BRIEF 1
Answer these from the Panella interview below:
(a) In what city was Panella born?
(b) Which two cameras did Jason have?
(c) For how many years did Panella work only on commission?
BRIEF 2
Write out the part of the Panella interview below that starts at the words "Q: Gianluca, how" and stops after the words "the early 2000s.".

Born in Florence in 1976, Gianluca Panella, is a photographer who has recently been based in Jerusalem. In the course of this interview, he tells us about his journey towards a photojournalism that can fully integrate the author’s vision in rendering information. He also details the ideas and methods behind the creation of his “Gaza Blackout” series, which won the third prize at World Press Photo 2014 contest in the General News category. The edited conversation that follows took place in April 2014.

Q: Gianluca, how did you get started with your photography?
A: In Florence, I met my dear friend Jason who was attending New York University. He had come to Italy to prepare exams of art history and the history of photography to complete his studies. I was intrigued by his gear, a Nikon FM2 and a Leica M6. He explained the speed/f-stop concept to me. A whole new world opened to me! Just before leaving for vacation in the Netherlands, he suggested I take his Nikon along to practice and see whether I liked it: of course I accepted! During that trip I just picked up some images of street photography and, once back, we looked together at the pictures and he finally decided to give me his camera. With that FM2 I worked my whole first year of news reporting and doing real work. This was my beginning in the early 2000s.

Q: So you decided to leave everything you had undertaken up to that time, like jurisprudence, and fully immerse yourself in photography, in a new adventure.
A: Absolutely, yes. Actually, I was already a bit of a stray often embarking as a sailor on sailboats, so sometimes I did not attend classes for three or four months. Sailing was my main passion and I got paid very well. At the time I was twenty and everything was perfect that way! So, you can say that I had already started destroying my university career even before embarking on this journey! However, in photography, I’ve found a sense of responsibility that was missing in my other passions.

Q: This takes me to my next question. How do you choose your subjects/destinations and especially the point of view from which you will treat them? Is it you proposing reports to the newspapers or do you mostly leave already funded on a mission?
A: Until two years ago, I was enrolled by a small but very well-known Italian agency. More than a true agency, it is the office of a famous photographer who has a lot of work and therefore needs a staff to go along with it. For five years I worked for him, so for five years I worked only on commission. That’s how I also went to Lebanon, Haiti. However, his field was not the social and engaged photography. He is much better known for a national, popular and commercial imaging, very oriented to sales.

Element and region data:
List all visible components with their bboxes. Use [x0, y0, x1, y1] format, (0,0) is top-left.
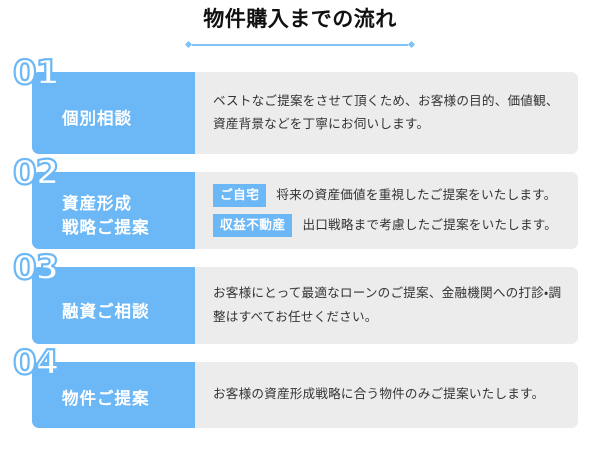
step-description: ベストなご提案をさせて頂くため、お客様の目的、価値観、資産背景などを丁寧にお伺い…: [213, 90, 564, 137]
step-label-text: 物件ご提案: [62, 378, 150, 412]
step-row: 03 融資ご相談 お客様にとって最適なローンのご提案、金融機関への打診・調整はす…: [32, 267, 578, 344]
step-row: 04 物件ご提案 お客様の資産形成戦略に合う物件のみご提案いたします。: [32, 362, 578, 428]
badge-item: ご自宅 将来の資産価値を重視したご提案をいたします。: [213, 184, 564, 207]
rule-dot-right-icon: [408, 41, 415, 48]
rule-line: [192, 44, 408, 46]
page-header: 物件購入までの流れ: [0, 0, 600, 50]
badge-list: ご自宅 将来の資産価値を重視したご提案をいたします。 収益不動産 出口戦略まで考…: [213, 184, 564, 236]
step-description: お客様にとって最適なローンのご提案、金融機関への打診・調整はすべてお任せください…: [213, 282, 564, 329]
step-label-panel: 04 物件ご提案: [32, 362, 195, 428]
step-body-panel: ご自宅 将来の資産価値を重視したご提案をいたします。 収益不動産 出口戦略まで考…: [195, 172, 578, 249]
step-body-panel: お客様の資産形成戦略に合う物件のみご提案いたします。: [195, 362, 578, 428]
step-label-panel: 01 個別相談: [32, 72, 195, 154]
title-decorative-rule: [186, 40, 414, 50]
badge-description: 出口戦略まで考慮したご提案をいたします。: [302, 216, 557, 235]
step-label-text: 個別相談: [62, 94, 132, 132]
step-number-02: 02: [13, 156, 58, 190]
step-number-04: 04: [13, 346, 58, 380]
page-title: 物件購入までの流れ: [0, 7, 600, 32]
step-label-panel: 03 融資ご相談: [32, 267, 195, 344]
status-badge: ご自宅: [213, 184, 266, 207]
badge-item: 収益不動産 出口戦略まで考慮したご提案をいたします。: [213, 214, 564, 237]
rule-dot-left-icon: [185, 41, 192, 48]
step-description: お客様の資産形成戦略に合う物件のみご提案いたします。: [213, 383, 564, 406]
badge-description: 将来の資産価値を重視したご提案をいたします。: [276, 186, 556, 205]
step-row: 02 資産形成 戦略ご提案 ご自宅 将来の資産価値を重視したご提案をいたします。…: [32, 172, 578, 249]
step-row: 01 個別相談 ベストなご提案をさせて頂くため、お客様の目的、価値観、資産背景な…: [32, 72, 578, 154]
step-number-01: 01: [13, 56, 58, 90]
step-label-text: 資産形成 戦略ご提案: [62, 181, 150, 241]
step-label-panel: 02 資産形成 戦略ご提案: [32, 172, 195, 249]
step-label-text: 融資ご相談: [62, 287, 150, 325]
status-badge: 収益不動産: [213, 214, 292, 237]
steps-list: 01 個別相談 ベストなご提案をさせて頂くため、お客様の目的、価値観、資産背景な…: [32, 72, 578, 428]
step-body-panel: お客様にとって最適なローンのご提案、金融機関への打診・調整はすべてお任せください…: [195, 267, 578, 344]
step-body-panel: ベストなご提案をさせて頂くため、お客様の目的、価値観、資産背景などを丁寧にお伺い…: [195, 72, 578, 154]
step-number-03: 03: [13, 251, 58, 285]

REPLY 1
(a) Florence
(b) A Nikon FM2 and a Leica M6
(c) Five years

REPLY 2
Q: Gianluca, how did you get started with your photography?
A: In Florence, I met my dear friend Jason who was attending New York University. He had come to Italy to prepare exams of art history and the history of photography to complete his studies. I was intrigued by his gear, a Nikon FM2 and a Leica M6. He explained the speed/f-stop concept to me. A whole new world opened to me! Just before leaving for vacation in the Netherlands, he suggested I take his Nikon along to practice and see whether I liked it: of course I accepted! During that trip I just picked up some images of street photography and, once back, we looked together at the pictures and he finally decided to give me his camera. With that FM2 I worked my whole first year of news reporting and doing real work. This was my beginning in the early 2000s.